[Task to complete] Go through the records and give each one again exactly.

[Given entries]

--- Begin ---

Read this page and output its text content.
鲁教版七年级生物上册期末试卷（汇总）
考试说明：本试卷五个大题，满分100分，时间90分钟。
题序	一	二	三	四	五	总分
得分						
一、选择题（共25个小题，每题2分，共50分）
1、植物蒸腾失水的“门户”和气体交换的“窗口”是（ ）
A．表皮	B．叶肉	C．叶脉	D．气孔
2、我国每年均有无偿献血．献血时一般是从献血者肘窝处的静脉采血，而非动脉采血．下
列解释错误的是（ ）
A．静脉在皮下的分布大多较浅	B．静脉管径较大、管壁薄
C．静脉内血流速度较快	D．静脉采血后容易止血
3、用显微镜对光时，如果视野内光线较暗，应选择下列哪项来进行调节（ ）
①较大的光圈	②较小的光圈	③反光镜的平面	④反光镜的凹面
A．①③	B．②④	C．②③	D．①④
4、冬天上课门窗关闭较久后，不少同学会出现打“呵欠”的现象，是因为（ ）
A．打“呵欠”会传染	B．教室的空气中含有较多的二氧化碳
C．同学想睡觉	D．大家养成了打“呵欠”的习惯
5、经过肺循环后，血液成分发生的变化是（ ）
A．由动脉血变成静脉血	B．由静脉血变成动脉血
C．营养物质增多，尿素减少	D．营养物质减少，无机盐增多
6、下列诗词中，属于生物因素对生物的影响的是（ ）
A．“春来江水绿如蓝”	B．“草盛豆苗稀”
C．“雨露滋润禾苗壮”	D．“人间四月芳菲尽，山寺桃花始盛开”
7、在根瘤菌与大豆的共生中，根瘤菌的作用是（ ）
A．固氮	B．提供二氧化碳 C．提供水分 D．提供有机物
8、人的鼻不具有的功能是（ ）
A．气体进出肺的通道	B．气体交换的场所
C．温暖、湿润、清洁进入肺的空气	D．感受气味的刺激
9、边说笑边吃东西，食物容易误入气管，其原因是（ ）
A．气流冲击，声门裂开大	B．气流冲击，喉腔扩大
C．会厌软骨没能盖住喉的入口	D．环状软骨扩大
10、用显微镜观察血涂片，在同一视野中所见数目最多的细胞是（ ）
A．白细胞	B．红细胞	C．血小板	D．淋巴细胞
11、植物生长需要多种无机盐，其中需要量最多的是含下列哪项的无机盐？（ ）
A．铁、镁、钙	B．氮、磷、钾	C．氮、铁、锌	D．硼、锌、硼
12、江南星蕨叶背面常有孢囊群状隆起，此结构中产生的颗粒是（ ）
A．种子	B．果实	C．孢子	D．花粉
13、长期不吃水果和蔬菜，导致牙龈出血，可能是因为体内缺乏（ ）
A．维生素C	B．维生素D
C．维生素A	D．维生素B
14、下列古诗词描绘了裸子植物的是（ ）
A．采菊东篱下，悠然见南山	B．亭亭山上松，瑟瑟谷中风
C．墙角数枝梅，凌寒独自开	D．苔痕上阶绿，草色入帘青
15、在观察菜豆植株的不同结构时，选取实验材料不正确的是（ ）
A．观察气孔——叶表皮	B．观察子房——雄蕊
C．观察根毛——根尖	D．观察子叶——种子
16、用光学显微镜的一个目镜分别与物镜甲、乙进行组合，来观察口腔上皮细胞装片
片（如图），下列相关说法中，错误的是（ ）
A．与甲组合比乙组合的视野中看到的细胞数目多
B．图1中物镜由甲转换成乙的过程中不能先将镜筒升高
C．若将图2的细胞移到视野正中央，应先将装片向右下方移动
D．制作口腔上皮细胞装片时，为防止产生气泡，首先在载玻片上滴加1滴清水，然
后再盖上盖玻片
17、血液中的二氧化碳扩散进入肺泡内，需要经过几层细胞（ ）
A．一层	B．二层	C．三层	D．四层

--- End ---

[Solution to this problem]
Read this page and output its text content.
鲁教版七年级生物上册期末试卷（汇总）
考试说明：本试卷五个大题，满分100分，时间90分钟。
题序	一	二	三	四	五	总分
得分						
一、选择题（共25个小题，每题2分，共50分）
1、植物蒸腾失水的“门户”和气体交换的“窗口”是（ ）
A．表皮	B．叶肉	C．叶脉	D．气孔
2、我国每年均有无偿献血．献血时一般是从献血者肘窝处的静脉采血，而非动脉采血．下
列解释错误的是（ ）
A．静脉在皮下的分布大多较浅	B．静脉管径较大、管壁薄
C．静脉内血流速度较快	D．静脉采血后容易止血
3、用显微镜对光时，如果视野内光线较暗，应选择下列哪项来进行调节（ ）
①较大的光圈	②较小的光圈	③反光镜的平面	④反光镜的凹面
A．①③	B．②④	C．②③	D．①④
4、冬天上课门窗关闭较久后，不少同学会出现打“呵欠”的现象，是因为（ ）
A．打“呵欠”会传染	B．教室的空气中含有较多的二氧化碳
C．同学想睡觉	D．大家养成了打“呵欠”的习惯
5、经过肺循环后，血液成分发生的变化是（ ）
A．由动脉血变成静脉血	B．由静脉血变成动脉血
C．营养物质增多，尿素减少	D．营养物质减少，无机盐增多
6、下列诗词中，属于生物因素对生物的影响的是（ ）
A．“春来江水绿如蓝”	B．“草盛豆苗稀”
C．“雨露滋润禾苗壮”	D．“人间四月芳菲尽，山寺桃花始盛开”
7、在根瘤菌与大豆的共生中，根瘤菌的作用是（ ）
A．固氮	B．提供二氧化碳 C．提供水分 D．提供有机物
8、人的鼻不具有的功能是（ ）
A．气体进出肺的通道	B．气体交换的场所
C．温暖、湿润、清洁进入肺的空气	D．感受气味的刺激
9、边说笑边吃东西，食物容易误入气管，其原因是（ ）
A．气流冲击，声门裂开大	B．气流冲击，喉腔扩大
C．会厌软骨没能盖住喉的入口	D．环状软骨扩大
10、用显微镜观察血涂片，在同一视野中所见数目最多的细胞是（ ）
A．白细胞	B．红细胞	C．血小板	D．淋巴细胞
11、植物生长需要多种无机盐，其中需要量最多的是含下列哪项的无机盐？（ ）
A．铁、镁、钙	B．氮、磷、钾	C．氮、铁、锌	D．硼、锌、硼
12、江南星蕨叶背面常有孢囊群状隆起，此结构中产生的颗粒是（ ）
A．种子	B．果实	C．孢子	D．花粉
13、长期不吃水果和蔬菜，导致牙龈出血，可能是因为体内缺乏（ ）
A．维生素C	B．维生素D
C．维生素A	D．维生素B
14、下列古诗词描绘了裸子植物的是（ ）
A．采菊东篱下，悠然见南山	B．亭亭山上松，瑟瑟谷中风
C．墙角数枝梅，凌寒独自开	D．苔痕上阶绿，草色入帘青
15、在观察菜豆植株的不同结构时，选取实验材料不正确的是（ ）
A．观察气孔——叶表皮	B．观察子房——雄蕊
C．观察根毛——根尖	D．观察子叶——种子
16、用光学显微镜的一个目镜分别与物镜甲、乙进行组合，来观察口腔上皮细胞装片
片（如图），下列相关说法中，错误的是（ ）
A．与甲组合比乙组合的视野中看到的细胞数目多
B．图1中物镜由甲转换成乙的过程中不能先将镜筒升高
C．若将图2的细胞移到视野正中央，应先将装片向右下方移动
D．制作口腔上皮细胞装片时，为防止产生气泡，首先在载玻片上滴加1滴清水，然
后再盖上盖玻片
17、血液中的二氧化碳扩散进入肺泡内，需要经过几层细胞（ ）
A．一层	B．二层	C．三层	D．四层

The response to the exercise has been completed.